Data:
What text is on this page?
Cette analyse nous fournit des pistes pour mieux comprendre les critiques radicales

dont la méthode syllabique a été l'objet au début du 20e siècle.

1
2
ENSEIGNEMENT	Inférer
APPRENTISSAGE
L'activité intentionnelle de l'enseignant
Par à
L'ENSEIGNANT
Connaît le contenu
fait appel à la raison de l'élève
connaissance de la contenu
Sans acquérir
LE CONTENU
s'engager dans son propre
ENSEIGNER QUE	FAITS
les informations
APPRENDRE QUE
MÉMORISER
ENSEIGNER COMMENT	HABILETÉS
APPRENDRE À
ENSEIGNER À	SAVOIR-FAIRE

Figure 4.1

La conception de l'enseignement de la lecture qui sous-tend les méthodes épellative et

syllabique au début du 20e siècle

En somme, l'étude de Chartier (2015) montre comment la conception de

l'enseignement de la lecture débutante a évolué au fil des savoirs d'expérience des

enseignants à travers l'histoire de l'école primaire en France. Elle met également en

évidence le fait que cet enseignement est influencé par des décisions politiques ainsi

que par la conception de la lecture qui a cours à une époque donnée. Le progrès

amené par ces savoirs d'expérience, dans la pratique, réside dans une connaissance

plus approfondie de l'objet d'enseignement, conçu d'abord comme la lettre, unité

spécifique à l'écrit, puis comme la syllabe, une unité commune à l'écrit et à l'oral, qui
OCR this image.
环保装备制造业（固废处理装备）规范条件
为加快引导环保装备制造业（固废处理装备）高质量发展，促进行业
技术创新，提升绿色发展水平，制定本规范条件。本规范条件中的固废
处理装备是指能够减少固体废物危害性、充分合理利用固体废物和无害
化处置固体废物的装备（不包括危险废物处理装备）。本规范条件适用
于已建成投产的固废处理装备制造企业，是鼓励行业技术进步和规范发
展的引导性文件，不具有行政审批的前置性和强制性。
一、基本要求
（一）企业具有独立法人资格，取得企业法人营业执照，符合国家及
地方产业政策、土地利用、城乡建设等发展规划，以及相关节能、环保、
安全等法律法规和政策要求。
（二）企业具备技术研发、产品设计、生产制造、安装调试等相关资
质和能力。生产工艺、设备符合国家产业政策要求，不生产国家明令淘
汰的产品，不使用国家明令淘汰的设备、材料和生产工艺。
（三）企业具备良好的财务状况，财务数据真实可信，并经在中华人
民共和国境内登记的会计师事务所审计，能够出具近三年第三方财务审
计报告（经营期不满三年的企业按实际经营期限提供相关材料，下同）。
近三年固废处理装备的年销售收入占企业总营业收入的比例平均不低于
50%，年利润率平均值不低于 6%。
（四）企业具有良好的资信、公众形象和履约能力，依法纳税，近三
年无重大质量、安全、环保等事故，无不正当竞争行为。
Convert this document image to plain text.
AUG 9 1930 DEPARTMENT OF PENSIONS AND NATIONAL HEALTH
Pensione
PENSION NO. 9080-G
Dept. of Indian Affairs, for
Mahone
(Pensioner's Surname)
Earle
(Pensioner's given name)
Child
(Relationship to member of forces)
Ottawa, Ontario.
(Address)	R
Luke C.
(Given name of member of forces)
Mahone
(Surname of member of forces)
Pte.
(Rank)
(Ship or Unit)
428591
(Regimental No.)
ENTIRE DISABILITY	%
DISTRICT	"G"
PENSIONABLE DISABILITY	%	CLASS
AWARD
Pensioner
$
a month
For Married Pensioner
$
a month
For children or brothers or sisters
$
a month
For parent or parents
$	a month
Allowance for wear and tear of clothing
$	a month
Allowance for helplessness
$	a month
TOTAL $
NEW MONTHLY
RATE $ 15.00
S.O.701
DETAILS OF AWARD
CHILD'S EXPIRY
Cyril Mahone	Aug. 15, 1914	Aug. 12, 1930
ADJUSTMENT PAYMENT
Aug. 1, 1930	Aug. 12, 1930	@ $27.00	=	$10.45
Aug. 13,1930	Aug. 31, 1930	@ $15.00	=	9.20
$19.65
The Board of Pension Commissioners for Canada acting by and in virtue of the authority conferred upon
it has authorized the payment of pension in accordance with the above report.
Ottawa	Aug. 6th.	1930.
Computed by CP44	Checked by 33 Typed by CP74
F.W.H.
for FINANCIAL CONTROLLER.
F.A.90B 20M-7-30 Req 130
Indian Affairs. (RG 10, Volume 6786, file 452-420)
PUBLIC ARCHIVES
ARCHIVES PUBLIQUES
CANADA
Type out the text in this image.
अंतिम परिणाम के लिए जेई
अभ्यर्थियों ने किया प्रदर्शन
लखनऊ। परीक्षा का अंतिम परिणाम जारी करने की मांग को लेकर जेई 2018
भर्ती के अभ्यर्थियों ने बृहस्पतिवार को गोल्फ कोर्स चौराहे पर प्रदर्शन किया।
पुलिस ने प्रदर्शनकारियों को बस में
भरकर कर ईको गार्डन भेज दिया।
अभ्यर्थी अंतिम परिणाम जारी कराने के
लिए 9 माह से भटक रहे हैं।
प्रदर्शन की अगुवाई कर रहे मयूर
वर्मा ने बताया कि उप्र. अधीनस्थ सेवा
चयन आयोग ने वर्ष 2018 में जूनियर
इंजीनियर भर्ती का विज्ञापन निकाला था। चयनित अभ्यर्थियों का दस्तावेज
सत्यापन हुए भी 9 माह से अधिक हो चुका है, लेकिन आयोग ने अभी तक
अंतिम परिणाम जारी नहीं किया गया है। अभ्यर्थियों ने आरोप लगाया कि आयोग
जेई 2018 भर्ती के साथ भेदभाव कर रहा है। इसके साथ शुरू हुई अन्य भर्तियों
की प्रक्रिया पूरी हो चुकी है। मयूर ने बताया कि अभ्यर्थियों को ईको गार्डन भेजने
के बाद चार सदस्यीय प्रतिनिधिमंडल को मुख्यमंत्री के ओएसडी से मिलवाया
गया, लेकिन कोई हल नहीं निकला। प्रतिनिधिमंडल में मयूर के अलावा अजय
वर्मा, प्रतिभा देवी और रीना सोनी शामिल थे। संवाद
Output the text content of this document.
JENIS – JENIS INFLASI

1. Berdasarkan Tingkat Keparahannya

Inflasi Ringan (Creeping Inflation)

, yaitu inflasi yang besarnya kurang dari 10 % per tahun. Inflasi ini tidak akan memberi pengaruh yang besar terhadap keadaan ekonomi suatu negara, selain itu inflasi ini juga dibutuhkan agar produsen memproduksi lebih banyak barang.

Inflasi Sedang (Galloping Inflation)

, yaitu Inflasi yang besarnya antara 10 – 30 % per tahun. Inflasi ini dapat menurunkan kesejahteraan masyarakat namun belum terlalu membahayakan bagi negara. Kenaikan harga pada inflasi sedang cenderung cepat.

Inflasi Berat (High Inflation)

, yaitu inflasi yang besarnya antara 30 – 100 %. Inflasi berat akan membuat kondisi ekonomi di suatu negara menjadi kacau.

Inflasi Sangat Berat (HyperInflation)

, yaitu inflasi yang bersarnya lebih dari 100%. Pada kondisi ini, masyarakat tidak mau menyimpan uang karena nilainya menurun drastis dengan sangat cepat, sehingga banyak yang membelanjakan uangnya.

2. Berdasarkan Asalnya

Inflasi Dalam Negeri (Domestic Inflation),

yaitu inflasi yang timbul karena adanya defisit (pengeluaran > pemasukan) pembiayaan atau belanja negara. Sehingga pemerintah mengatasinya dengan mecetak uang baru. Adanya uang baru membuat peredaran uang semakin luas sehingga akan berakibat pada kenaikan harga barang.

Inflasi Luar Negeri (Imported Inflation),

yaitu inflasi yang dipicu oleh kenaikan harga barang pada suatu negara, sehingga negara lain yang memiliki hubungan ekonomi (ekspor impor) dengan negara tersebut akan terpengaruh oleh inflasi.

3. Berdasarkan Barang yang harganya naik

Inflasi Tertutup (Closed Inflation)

Problem to work on: Find every line with the word "dari" and state how many there are, with no other words.

Output for this task: 2